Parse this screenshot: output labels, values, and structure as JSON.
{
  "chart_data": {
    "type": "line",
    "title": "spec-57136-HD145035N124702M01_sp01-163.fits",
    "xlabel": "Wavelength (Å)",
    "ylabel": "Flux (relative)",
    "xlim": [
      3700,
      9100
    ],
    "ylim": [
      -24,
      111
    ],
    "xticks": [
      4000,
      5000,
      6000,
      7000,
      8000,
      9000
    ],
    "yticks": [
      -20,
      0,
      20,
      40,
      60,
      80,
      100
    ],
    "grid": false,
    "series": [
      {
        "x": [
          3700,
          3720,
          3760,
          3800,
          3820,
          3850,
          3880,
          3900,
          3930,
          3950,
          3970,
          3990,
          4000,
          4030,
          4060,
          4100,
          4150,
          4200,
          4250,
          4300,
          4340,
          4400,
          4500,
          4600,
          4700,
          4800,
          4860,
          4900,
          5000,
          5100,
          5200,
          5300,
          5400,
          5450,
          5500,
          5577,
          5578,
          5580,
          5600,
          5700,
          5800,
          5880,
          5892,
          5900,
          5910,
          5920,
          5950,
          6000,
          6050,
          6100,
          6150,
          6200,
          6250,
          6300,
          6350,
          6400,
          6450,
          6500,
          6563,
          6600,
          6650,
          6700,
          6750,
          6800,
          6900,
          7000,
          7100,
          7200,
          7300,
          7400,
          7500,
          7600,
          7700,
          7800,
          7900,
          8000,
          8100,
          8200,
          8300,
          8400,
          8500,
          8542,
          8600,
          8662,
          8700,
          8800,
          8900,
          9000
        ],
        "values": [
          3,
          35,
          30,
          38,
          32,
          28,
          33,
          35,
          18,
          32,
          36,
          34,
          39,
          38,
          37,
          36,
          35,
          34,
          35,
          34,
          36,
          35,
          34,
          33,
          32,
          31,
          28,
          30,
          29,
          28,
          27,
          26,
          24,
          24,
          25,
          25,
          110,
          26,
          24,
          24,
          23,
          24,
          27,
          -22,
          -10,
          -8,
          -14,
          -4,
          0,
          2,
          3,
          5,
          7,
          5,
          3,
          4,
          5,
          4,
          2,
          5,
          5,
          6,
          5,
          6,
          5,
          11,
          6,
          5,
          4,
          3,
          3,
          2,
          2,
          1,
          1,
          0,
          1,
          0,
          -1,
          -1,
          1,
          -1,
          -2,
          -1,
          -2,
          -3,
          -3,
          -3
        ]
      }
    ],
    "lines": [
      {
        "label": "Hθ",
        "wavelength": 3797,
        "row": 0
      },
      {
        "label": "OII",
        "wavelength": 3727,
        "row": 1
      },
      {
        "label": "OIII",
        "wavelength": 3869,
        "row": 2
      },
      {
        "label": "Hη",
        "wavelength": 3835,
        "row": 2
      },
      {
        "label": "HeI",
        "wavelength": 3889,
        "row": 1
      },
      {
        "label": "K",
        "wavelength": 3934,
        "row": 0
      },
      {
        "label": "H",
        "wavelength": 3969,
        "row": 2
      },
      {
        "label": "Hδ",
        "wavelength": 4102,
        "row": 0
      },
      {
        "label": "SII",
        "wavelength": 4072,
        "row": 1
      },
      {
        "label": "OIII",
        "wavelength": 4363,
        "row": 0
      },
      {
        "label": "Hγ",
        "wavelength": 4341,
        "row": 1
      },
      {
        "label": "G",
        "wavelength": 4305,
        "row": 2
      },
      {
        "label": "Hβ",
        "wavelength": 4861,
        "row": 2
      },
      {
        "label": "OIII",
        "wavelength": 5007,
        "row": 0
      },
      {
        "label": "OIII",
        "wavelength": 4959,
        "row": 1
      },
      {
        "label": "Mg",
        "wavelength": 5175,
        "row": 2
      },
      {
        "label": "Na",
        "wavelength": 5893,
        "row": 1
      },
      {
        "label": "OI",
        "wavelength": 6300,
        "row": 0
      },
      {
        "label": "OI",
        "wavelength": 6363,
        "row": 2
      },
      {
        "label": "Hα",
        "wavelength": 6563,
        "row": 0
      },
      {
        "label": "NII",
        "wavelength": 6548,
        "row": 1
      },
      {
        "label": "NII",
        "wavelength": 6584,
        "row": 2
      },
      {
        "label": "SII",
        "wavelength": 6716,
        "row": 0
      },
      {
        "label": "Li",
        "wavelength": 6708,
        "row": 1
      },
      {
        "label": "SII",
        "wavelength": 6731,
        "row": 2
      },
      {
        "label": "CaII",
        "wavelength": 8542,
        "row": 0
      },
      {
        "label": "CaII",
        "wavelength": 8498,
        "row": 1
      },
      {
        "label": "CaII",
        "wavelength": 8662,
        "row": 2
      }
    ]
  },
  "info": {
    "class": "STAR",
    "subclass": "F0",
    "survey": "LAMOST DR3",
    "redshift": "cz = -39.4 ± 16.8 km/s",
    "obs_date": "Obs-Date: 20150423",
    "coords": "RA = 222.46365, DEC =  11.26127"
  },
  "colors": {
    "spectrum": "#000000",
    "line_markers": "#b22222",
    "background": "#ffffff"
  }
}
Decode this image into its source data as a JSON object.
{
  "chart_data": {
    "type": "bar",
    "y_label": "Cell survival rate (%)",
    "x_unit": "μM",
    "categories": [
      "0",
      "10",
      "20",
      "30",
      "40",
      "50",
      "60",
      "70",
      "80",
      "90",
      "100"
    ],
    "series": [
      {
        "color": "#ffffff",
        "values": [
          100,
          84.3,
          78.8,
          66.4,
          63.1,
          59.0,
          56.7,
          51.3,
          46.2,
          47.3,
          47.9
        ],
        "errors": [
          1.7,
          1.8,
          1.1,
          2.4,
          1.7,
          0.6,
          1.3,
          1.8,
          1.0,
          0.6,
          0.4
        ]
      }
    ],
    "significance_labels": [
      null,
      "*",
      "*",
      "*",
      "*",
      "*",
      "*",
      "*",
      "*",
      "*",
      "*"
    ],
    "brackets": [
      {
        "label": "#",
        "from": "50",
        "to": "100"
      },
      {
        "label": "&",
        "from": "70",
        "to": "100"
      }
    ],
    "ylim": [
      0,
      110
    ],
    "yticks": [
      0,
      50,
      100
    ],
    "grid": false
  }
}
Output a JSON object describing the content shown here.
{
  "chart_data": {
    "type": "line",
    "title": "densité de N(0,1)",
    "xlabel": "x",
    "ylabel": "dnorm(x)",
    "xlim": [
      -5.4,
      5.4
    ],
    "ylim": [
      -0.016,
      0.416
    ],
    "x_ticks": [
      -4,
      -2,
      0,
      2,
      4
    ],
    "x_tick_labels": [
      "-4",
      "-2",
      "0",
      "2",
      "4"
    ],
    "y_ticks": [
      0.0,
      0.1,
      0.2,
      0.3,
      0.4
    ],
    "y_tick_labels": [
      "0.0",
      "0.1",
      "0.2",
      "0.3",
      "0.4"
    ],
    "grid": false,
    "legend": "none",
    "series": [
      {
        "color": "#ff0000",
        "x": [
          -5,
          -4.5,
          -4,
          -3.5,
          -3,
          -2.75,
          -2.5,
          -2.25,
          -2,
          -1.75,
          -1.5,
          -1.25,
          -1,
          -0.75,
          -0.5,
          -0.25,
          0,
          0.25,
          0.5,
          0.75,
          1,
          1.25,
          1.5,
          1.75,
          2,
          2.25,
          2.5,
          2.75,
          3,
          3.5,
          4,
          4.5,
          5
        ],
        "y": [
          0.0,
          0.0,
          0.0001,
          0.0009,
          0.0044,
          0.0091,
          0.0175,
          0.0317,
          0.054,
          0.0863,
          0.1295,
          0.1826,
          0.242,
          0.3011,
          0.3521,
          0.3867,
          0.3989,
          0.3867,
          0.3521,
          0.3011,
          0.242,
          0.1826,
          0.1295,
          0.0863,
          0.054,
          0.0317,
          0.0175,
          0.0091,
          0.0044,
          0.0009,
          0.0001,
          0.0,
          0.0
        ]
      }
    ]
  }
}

Your task. Pick out and copy every line that contains the word "this".

Answer to the exercise.
Parse this screenshot: output labels, values, and structure as JSON.
Decode this image into its source data as a JSON object.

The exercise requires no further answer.